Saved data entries
##########

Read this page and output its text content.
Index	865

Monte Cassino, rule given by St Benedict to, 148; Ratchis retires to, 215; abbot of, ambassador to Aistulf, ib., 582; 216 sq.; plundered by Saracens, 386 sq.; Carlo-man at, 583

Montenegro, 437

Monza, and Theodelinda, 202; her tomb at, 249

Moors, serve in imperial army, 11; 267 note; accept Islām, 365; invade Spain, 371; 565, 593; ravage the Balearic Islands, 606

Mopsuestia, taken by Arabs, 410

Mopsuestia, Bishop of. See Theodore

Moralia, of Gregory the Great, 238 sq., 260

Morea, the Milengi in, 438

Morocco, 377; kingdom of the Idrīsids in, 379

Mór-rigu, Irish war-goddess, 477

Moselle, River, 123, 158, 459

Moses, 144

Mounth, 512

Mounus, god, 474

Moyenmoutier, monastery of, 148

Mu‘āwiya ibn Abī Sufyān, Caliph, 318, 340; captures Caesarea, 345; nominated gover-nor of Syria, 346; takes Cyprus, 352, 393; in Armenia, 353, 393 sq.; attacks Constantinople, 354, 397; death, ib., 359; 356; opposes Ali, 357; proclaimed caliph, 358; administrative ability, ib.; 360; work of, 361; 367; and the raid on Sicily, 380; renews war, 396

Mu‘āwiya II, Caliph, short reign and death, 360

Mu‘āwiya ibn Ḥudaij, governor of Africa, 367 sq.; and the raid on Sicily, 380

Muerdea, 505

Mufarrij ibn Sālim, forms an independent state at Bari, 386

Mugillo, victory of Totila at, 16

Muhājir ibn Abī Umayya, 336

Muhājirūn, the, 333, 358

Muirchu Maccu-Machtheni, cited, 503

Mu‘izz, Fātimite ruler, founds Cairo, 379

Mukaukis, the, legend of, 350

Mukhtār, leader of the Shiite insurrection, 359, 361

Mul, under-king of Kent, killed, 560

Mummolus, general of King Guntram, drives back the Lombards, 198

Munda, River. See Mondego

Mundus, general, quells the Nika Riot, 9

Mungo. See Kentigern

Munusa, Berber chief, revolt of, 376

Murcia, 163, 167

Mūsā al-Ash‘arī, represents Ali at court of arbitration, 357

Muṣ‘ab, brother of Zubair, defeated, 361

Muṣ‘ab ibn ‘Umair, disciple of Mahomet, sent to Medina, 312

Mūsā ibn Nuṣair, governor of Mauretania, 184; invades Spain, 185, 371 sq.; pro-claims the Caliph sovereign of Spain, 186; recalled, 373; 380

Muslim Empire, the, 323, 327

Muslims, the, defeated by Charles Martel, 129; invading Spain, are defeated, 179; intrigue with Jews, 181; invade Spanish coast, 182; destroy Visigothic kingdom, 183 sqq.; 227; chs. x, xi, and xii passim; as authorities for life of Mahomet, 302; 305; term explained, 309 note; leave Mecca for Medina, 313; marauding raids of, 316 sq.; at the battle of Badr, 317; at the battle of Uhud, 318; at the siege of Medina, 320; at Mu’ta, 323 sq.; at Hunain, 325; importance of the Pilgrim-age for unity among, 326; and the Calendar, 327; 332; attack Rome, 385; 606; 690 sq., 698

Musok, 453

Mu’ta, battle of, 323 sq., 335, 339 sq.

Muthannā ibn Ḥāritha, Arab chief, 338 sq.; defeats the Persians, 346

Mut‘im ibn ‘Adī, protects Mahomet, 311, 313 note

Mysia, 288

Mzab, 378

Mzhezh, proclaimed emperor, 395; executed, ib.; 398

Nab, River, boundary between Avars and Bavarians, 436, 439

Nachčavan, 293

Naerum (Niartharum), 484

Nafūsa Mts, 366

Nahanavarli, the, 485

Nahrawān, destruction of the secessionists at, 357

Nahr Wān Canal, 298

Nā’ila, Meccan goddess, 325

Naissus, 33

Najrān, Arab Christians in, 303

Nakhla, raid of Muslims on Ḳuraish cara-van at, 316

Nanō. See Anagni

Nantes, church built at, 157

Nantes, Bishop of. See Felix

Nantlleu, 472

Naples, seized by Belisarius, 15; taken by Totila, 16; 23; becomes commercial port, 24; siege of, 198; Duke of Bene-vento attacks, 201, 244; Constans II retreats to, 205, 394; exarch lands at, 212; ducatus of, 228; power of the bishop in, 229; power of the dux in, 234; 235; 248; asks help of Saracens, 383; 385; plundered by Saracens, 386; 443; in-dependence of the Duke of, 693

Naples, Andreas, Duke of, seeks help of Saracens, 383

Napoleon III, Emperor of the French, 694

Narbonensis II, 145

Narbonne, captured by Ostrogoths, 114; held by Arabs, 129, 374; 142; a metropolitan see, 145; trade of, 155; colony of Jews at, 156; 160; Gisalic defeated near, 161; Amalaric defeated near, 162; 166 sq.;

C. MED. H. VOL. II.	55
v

##########

Copy each line above containing the string "Mūsā".

▶ **The answer**:
Mūsā al-Ash‘arī, represents Ali at court of arbitration, 357
Mūsā ibn Nuṣair, governor of Mauretania, 184; invades Spain, 185, 371 sq.; pro-claims the Caliph sovereign of Spain, 186; recalled, 373; 380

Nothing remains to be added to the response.